(Layout element entries)
· · · · ·

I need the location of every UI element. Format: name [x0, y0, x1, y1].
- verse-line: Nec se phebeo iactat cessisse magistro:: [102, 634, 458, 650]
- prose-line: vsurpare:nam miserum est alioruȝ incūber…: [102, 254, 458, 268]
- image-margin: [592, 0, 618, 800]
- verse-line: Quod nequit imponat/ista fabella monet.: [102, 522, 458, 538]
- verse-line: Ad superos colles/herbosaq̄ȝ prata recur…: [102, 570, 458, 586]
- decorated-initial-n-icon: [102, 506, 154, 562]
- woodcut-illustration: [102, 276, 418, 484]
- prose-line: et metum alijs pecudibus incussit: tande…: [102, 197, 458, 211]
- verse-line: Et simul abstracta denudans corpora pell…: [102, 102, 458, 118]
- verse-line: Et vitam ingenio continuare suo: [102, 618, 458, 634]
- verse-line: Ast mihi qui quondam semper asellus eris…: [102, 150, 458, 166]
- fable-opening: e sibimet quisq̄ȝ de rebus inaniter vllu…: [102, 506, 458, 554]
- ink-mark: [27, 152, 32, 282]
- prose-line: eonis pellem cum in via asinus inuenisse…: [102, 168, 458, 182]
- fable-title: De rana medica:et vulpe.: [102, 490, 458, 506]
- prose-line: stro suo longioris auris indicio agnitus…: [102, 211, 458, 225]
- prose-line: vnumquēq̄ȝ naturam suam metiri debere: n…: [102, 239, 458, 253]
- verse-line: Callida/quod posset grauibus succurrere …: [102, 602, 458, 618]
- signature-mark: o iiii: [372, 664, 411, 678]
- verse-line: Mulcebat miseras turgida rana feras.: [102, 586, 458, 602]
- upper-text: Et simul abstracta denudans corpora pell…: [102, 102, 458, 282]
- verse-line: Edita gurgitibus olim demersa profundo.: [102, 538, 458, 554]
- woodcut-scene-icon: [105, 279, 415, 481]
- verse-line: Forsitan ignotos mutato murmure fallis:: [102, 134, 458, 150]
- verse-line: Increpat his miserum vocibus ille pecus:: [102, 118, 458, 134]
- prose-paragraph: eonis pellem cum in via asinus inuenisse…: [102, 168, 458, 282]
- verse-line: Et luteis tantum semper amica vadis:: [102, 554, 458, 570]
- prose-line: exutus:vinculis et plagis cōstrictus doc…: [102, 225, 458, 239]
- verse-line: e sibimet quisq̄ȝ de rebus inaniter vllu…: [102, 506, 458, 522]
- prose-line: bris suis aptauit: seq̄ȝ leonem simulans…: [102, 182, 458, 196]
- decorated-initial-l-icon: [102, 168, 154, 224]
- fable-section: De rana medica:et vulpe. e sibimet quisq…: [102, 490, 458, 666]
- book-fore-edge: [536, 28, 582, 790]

· · · · ·

(WORK TO BE COMPLETED):
Copy out every line of the material above word for word, keeping each character, abbreviation mark and number unchanged.

(WRITTEN SOLUTION):
I need the location of every UI element. Format: name [x0, y0, x1, y1].
- verse-line: Nec se phebeo iactat cessisse magistro:: [102, 634, 458, 650]
- prose-line: vsurpare:nam miserum est alioruȝ incūber…: [102, 254, 458, 268]
- image-margin: [592, 0, 618, 800]
- verse-line: Quod nequit imponat/ista fabella monet.: [102, 522, 458, 538]
- verse-line: Ad superos colles/herbosaq̄ȝ prata recur…: [102, 570, 458, 586]
- decorated-initial-n-icon: [102, 506, 154, 562]
- woodcut-illustration: [102, 276, 418, 484]
- prose-line: et metum alijs pecudibus incussit: tande…: [102, 197, 458, 211]
- verse-line: Et simul abstracta denudans corpora pell…: [102, 102, 458, 118]
- verse-line: Et vitam ingenio continuare suo: [102, 618, 458, 634]
- verse-line: Ast mihi qui quondam semper asellus eris…: [102, 150, 458, 166]
- fable-opening: e sibimet quisq̄ȝ de rebus inaniter vllu…: [102, 506, 458, 554]
- ink-mark: [27, 152, 32, 282]
- prose-line: eonis pellem cum in via asinus inuenisse…: [102, 168, 458, 182]
- fable-title: De rana medica:et vulpe.: [102, 490, 458, 506]
- prose-line: stro suo longioris auris indicio agnitus…: [102, 211, 458, 225]
- prose-line: vnumquēq̄ȝ naturam suam metiri debere: n…: [102, 239, 458, 253]
- verse-line: Callida/quod posset grauibus succurrere …: [102, 602, 458, 618]
- signature-mark: o iiii: [372, 664, 411, 678]
- verse-line: Mulcebat miseras turgida rana feras.: [102, 586, 458, 602]
- upper-text: Et simul abstracta denudans corpora pell…: [102, 102, 458, 282]
- verse-line: Edita gurgitibus olim demersa profundo.: [102, 538, 458, 554]
- woodcut-scene-icon: [105, 279, 415, 481]
- verse-line: Forsitan ignotos mutato murmure fallis:: [102, 134, 458, 150]
- verse-line: Increpat his miserum vocibus ille pecus:: [102, 118, 458, 134]
- prose-paragraph: eonis pellem cum in via asinus inuenisse…: [102, 168, 458, 282]
- verse-line: Et luteis tantum semper amica vadis:: [102, 554, 458, 570]
- prose-line: exutus:vinculis et plagis cōstrictus doc…: [102, 225, 458, 239]
- verse-line: e sibimet quisq̄ȝ de rebus inaniter vllu…: [102, 506, 458, 522]
- prose-line: bris suis aptauit: seq̄ȝ leonem simulans…: [102, 182, 458, 196]
- decorated-initial-l-icon: [102, 168, 154, 224]
- fable-section: De rana medica:et vulpe. e sibimet quisq…: [102, 490, 458, 666]
- book-fore-edge: [536, 28, 582, 790]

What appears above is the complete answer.